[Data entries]
* Begin *

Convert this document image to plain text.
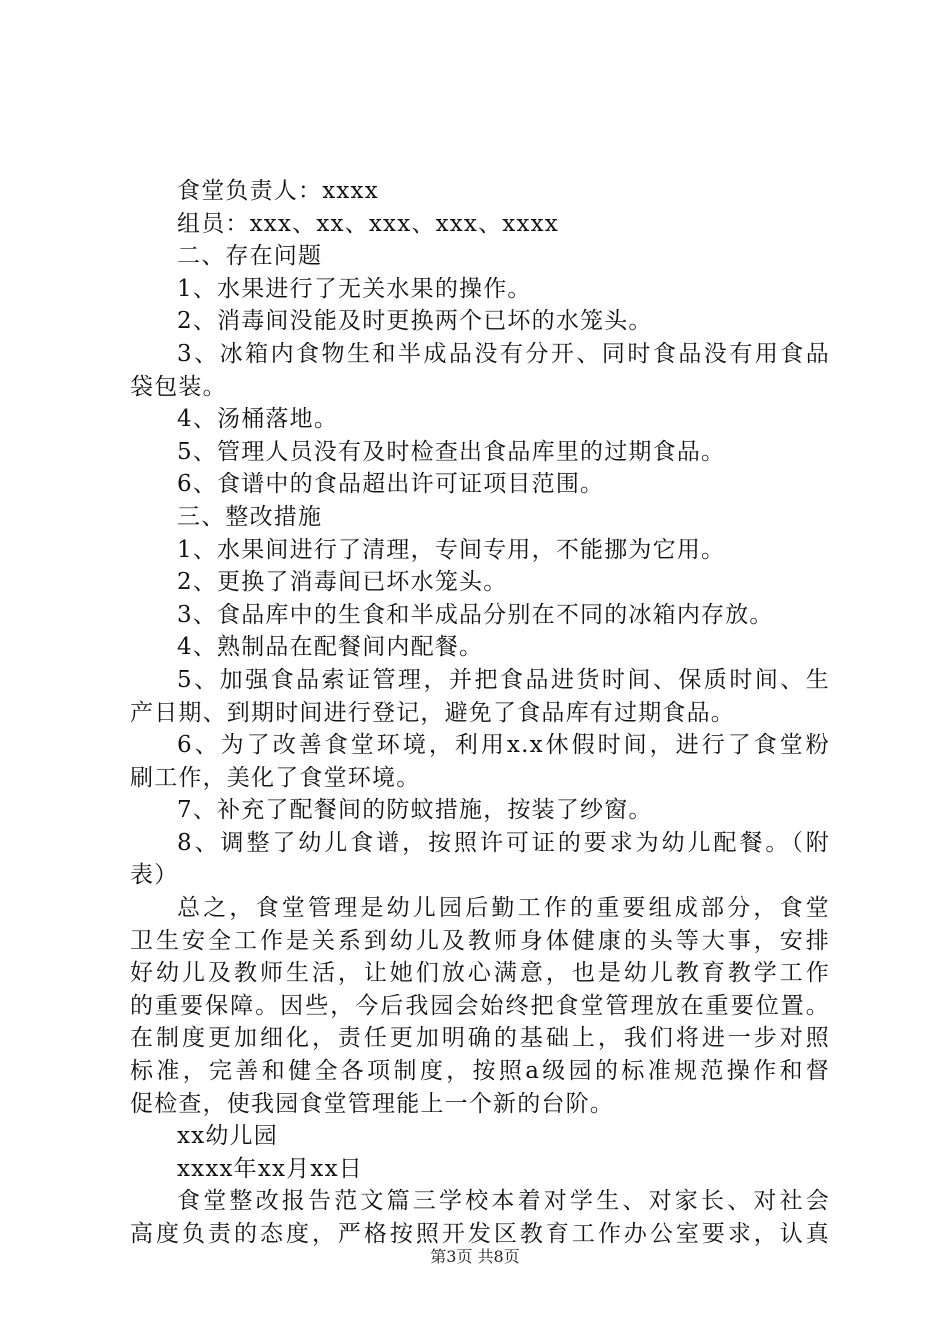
食堂负责人：xxxx
组员：xxx、xx、xxx、xxx、xxxx
二、存在问题
1、水果进行了无关水果的操作。
2、消毒间没能及时更换两个已坏的水笼头。
3、冰箱内食物生和半成品没有分开、同时食品没有用食品
袋包装。
4、汤桶落地。
5、管理人员没有及时检查出食品库里的过期食品。
6、食谱中的食品超出许可证项目范围。
三、整改措施
1、水果间进行了清理，专间专用，不能挪为它用。
2、更换了消毒间已坏水笼头。
3、食品库中的生食和半成品分别在不同的冰箱内存放。
4、熟制品在配餐间内配餐。
5、加强食品索证管理，并把食品进货时间、保质时间、生
产日期、到期时间进行登记，避免了食品库有过期食品。
6、为了改善食堂环境，利用x.x休假时间，进行了食堂粉
刷工作，美化了食堂环境。
7、补充了配餐间的防蚊措施，按装了纱窗。
8、调整了幼儿食谱，按照许可证的要求为幼儿配餐。（附
表）
总之，食堂管理是幼儿园后勤工作的重要组成部分，食堂
卫生安全工作是关系到幼儿及教师身体健康的头等大事，安排
好幼儿及教师生活，让她们放心满意，也是幼儿教育教学工作
的重要保障。因些，今后我园会始终把食堂管理放在重要位置。
在制度更加细化，责任更加明确的基础上，我们将进一步对照
标准，完善和健全各项制度，按照a级园的标准规范操作和督
促检查，使我园食堂管理能上一个新的台阶。
xx幼儿园
xxxx年xx月xx日
食堂整改报告范文篇三学校本着对学生、对家长、对社会
高度负责的态度，严格按照开发区教育工作办公室要求，认真
第3页 共8页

* End *

WHAT YOU NEED TO DO — Copy out each record shown above without alteration, skipping any picture.

WRITTEN ANSWER —
Convert this document image to plain text.
食堂负责人：xxxx
组员：xxx、xx、xxx、xxx、xxxx
二、存在问题
1、水果进行了无关水果的操作。
2、消毒间没能及时更换两个已坏的水笼头。
3、冰箱内食物生和半成品没有分开、同时食品没有用食品
袋包装。
4、汤桶落地。
5、管理人员没有及时检查出食品库里的过期食品。
6、食谱中的食品超出许可证项目范围。
三、整改措施
1、水果间进行了清理，专间专用，不能挪为它用。
2、更换了消毒间已坏水笼头。
3、食品库中的生食和半成品分别在不同的冰箱内存放。
4、熟制品在配餐间内配餐。
5、加强食品索证管理，并把食品进货时间、保质时间、生
产日期、到期时间进行登记，避免了食品库有过期食品。
6、为了改善食堂环境，利用x.x休假时间，进行了食堂粉
刷工作，美化了食堂环境。
7、补充了配餐间的防蚊措施，按装了纱窗。
8、调整了幼儿食谱，按照许可证的要求为幼儿配餐。（附
表）
总之，食堂管理是幼儿园后勤工作的重要组成部分，食堂
卫生安全工作是关系到幼儿及教师身体健康的头等大事，安排
好幼儿及教师生活，让她们放心满意，也是幼儿教育教学工作
的重要保障。因些，今后我园会始终把食堂管理放在重要位置。
在制度更加细化，责任更加明确的基础上，我们将进一步对照
标准，完善和健全各项制度，按照a级园的标准规范操作和督
促检查，使我园食堂管理能上一个新的台阶。
xx幼儿园
xxxx年xx月xx日
食堂整改报告范文篇三学校本着对学生、对家长、对社会
高度负责的态度，严格按照开发区教育工作办公室要求，认真
第3页 共8页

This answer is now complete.